## start Record list
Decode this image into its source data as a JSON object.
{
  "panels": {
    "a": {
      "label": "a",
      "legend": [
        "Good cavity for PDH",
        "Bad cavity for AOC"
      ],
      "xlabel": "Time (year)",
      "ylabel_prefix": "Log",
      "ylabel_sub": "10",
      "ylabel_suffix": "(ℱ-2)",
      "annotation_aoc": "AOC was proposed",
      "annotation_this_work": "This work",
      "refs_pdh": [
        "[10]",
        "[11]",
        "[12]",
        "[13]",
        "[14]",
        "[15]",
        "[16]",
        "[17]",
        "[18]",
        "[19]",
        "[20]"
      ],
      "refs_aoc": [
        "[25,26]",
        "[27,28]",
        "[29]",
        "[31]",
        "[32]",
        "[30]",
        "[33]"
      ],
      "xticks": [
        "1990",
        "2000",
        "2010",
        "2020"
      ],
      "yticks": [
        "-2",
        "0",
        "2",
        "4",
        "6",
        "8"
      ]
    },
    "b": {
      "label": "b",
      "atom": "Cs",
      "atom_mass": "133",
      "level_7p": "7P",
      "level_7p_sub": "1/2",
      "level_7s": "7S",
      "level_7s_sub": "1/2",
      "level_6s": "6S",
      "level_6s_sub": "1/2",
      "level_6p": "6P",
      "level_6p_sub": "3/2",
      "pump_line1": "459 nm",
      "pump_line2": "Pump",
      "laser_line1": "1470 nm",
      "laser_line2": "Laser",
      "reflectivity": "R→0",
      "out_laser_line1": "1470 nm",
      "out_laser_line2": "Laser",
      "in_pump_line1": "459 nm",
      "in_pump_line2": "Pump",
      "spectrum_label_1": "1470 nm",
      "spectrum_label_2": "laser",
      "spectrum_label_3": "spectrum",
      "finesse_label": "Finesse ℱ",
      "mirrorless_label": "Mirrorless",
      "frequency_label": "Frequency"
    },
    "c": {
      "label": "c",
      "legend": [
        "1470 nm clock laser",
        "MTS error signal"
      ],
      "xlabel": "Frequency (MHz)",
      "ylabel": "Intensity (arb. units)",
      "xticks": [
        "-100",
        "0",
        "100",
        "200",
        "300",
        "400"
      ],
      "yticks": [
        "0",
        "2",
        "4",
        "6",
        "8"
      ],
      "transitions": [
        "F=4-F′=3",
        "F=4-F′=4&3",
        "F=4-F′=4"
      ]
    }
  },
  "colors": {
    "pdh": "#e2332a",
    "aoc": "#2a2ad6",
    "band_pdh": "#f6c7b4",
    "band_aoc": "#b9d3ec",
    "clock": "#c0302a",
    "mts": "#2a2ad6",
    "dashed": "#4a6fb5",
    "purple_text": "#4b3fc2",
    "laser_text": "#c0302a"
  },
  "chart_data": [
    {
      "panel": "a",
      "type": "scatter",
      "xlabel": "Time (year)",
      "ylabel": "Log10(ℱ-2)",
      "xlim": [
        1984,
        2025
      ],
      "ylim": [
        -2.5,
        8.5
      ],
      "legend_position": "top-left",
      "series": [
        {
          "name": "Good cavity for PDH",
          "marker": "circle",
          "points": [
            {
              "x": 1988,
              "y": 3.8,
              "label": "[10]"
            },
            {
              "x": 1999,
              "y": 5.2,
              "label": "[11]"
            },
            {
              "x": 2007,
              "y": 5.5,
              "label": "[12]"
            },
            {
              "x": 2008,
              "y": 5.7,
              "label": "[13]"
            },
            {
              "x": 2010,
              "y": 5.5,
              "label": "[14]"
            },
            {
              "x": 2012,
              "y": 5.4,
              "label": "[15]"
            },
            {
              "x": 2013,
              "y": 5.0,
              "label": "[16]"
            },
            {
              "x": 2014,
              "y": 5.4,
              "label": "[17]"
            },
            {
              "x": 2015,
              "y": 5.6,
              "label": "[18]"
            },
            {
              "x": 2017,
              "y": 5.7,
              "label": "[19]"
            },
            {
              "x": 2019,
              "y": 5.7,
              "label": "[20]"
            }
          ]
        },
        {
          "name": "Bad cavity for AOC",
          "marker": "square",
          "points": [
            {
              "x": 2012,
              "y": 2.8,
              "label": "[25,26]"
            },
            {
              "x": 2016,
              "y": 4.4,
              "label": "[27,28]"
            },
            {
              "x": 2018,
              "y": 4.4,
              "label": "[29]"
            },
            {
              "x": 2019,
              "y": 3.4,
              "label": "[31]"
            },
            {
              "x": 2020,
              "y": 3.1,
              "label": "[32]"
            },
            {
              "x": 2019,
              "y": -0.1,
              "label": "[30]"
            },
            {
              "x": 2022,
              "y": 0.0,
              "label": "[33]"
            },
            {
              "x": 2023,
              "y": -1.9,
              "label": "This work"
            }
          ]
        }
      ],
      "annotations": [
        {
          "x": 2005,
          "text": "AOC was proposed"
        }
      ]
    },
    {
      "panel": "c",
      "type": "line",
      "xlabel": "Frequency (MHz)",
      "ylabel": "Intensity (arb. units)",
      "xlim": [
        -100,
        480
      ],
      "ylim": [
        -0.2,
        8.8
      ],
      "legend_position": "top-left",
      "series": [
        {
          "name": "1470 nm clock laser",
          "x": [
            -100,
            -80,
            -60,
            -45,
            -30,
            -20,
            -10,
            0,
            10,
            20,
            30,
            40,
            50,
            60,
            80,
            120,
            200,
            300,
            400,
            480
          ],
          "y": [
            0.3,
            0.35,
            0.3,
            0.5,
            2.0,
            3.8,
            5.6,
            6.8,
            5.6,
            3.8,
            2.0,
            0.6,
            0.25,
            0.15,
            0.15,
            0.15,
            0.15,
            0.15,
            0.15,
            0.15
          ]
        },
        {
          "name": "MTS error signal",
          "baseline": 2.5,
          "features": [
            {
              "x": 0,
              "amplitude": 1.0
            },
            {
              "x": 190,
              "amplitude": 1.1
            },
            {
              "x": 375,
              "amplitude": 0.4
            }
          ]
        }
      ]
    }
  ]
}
## end Record list
**What you need to do:** Restate the records, all of them, precisely as written.

**Solution:**
Decode this image into its source data as a JSON object.
{
  "panels": {
    "a": {
      "label": "a",
      "legend": [
        "Good cavity for PDH",
        "Bad cavity for AOC"
      ],
      "xlabel": "Time (year)",
      "ylabel_prefix": "Log",
      "ylabel_sub": "10",
      "ylabel_suffix": "(ℱ-2)",
      "annotation_aoc": "AOC was proposed",
      "annotation_this_work": "This work",
      "refs_pdh": [
        "[10]",
        "[11]",
        "[12]",
        "[13]",
        "[14]",
        "[15]",
        "[16]",
        "[17]",
        "[18]",
        "[19]",
        "[20]"
      ],
      "refs_aoc": [
        "[25,26]",
        "[27,28]",
        "[29]",
        "[31]",
        "[32]",
        "[30]",
        "[33]"
      ],
      "xticks": [
        "1990",
        "2000",
        "2010",
        "2020"
      ],
      "yticks": [
        "-2",
        "0",
        "2",
        "4",
        "6",
        "8"
      ]
    },
    "b": {
      "label": "b",
      "atom": "Cs",
      "atom_mass": "133",
      "level_7p": "7P",
      "level_7p_sub": "1/2",
      "level_7s": "7S",
      "level_7s_sub": "1/2",
      "level_6s": "6S",
      "level_6s_sub": "1/2",
      "level_6p": "6P",
      "level_6p_sub": "3/2",
      "pump_line1": "459 nm",
      "pump_line2": "Pump",
      "laser_line1": "1470 nm",
      "laser_line2": "Laser",
      "reflectivity": "R→0",
      "out_laser_line1": "1470 nm",
      "out_laser_line2": "Laser",
      "in_pump_line1": "459 nm",
      "in_pump_line2": "Pump",
      "spectrum_label_1": "1470 nm",
      "spectrum_label_2": "laser",
      "spectrum_label_3": "spectrum",
      "finesse_label": "Finesse ℱ",
      "mirrorless_label": "Mirrorless",
      "frequency_label": "Frequency"
    },
    "c": {
      "label": "c",
      "legend": [
        "1470 nm clock laser",
        "MTS error signal"
      ],
      "xlabel": "Frequency (MHz)",
      "ylabel": "Intensity (arb. units)",
      "xticks": [
        "-100",
        "0",
        "100",
        "200",
        "300",
        "400"
      ],
      "yticks": [
        "0",
        "2",
        "4",
        "6",
        "8"
      ],
      "transitions": [
        "F=4-F′=3",
        "F=4-F′=4&3",
        "F=4-F′=4"
      ]
    }
  },
  "colors": {
    "pdh": "#e2332a",
    "aoc": "#2a2ad6",
    "band_pdh": "#f6c7b4",
    "band_aoc": "#b9d3ec",
    "clock": "#c0302a",
    "mts": "#2a2ad6",
    "dashed": "#4a6fb5",
    "purple_text": "#4b3fc2",
    "laser_text": "#c0302a"
  },
  "chart_data": [
    {
      "panel": "a",
      "type": "scatter",
      "xlabel": "Time (year)",
      "ylabel": "Log10(ℱ-2)",
      "xlim": [
        1984,
        2025
      ],
      "ylim": [
        -2.5,
        8.5
      ],
      "legend_position": "top-left",
      "series": [
        {
          "name": "Good cavity for PDH",
          "marker": "circle",
          "points": [
            {
              "x": 1988,
              "y": 3.8,
              "label": "[10]"
            },
            {
              "x": 1999,
              "y": 5.2,
              "label": "[11]"
            },
            {
              "x": 2007,
              "y": 5.5,
              "label": "[12]"
            },
            {
              "x": 2008,
              "y": 5.7,
              "label": "[13]"
            },
            {
              "x": 2010,
              "y": 5.5,
              "label": "[14]"
            },
            {
              "x": 2012,
              "y": 5.4,
              "label": "[15]"
            },
            {
              "x": 2013,
              "y": 5.0,
              "label": "[16]"
            },
            {
              "x": 2014,
              "y": 5.4,
              "label": "[17]"
            },
            {
              "x": 2015,
              "y": 5.6,
              "label": "[18]"
            },
            {
              "x": 2017,
              "y": 5.7,
              "label": "[19]"
            },
            {
              "x": 2019,
              "y": 5.7,
              "label": "[20]"
            }
          ]
        },
        {
          "name": "Bad cavity for AOC",
          "marker": "square",
          "points": [
            {
              "x": 2012,
              "y": 2.8,
              "label": "[25,26]"
            },
            {
              "x": 2016,
              "y": 4.4,
              "label": "[27,28]"
            },
            {
              "x": 2018,
              "y": 4.4,
              "label": "[29]"
            },
            {
              "x": 2019,
              "y": 3.4,
              "label": "[31]"
            },
            {
              "x": 2020,
              "y": 3.1,
              "label": "[32]"
            },
            {
              "x": 2019,
              "y": -0.1,
              "label": "[30]"
            },
            {
              "x": 2022,
              "y": 0.0,
              "label": "[33]"
            },
            {
              "x": 2023,
              "y": -1.9,
              "label": "This work"
            }
          ]
        }
      ],
      "annotations": [
        {
          "x": 2005,
          "text": "AOC was proposed"
        }
      ]
    },
    {
      "panel": "c",
      "type": "line",
      "xlabel": "Frequency (MHz)",
      "ylabel": "Intensity (arb. units)",
      "xlim": [
        -100,
        480
      ],
      "ylim": [
        -0.2,
        8.8
      ],
      "legend_position": "top-left",
      "series": [
        {
          "name": "1470 nm clock laser",
          "x": [
            -100,
            -80,
            -60,
            -45,
            -30,
            -20,
            -10,
            0,
            10,
            20,
            30,
            40,
            50,
            60,
            80,
            120,
            200,
            300,
            400,
            480
          ],
          "y": [
            0.3,
            0.35,
            0.3,
            0.5,
            2.0,
            3.8,
            5.6,
            6.8,
            5.6,
            3.8,
            2.0,
            0.6,
            0.25,
            0.15,
            0.15,
            0.15,
            0.15,
            0.15,
            0.15,
            0.15
          ]
        },
        {
          "name": "MTS error signal",
          "baseline": 2.5,
          "features": [
            {
              "x": 0,
              "amplitude": 1.0
            },
            {
              "x": 190,
              "amplitude": 1.1
            },
            {
              "x": 375,
              "amplitude": 0.4
            }
          ]
        }
      ]
    }
  ]
}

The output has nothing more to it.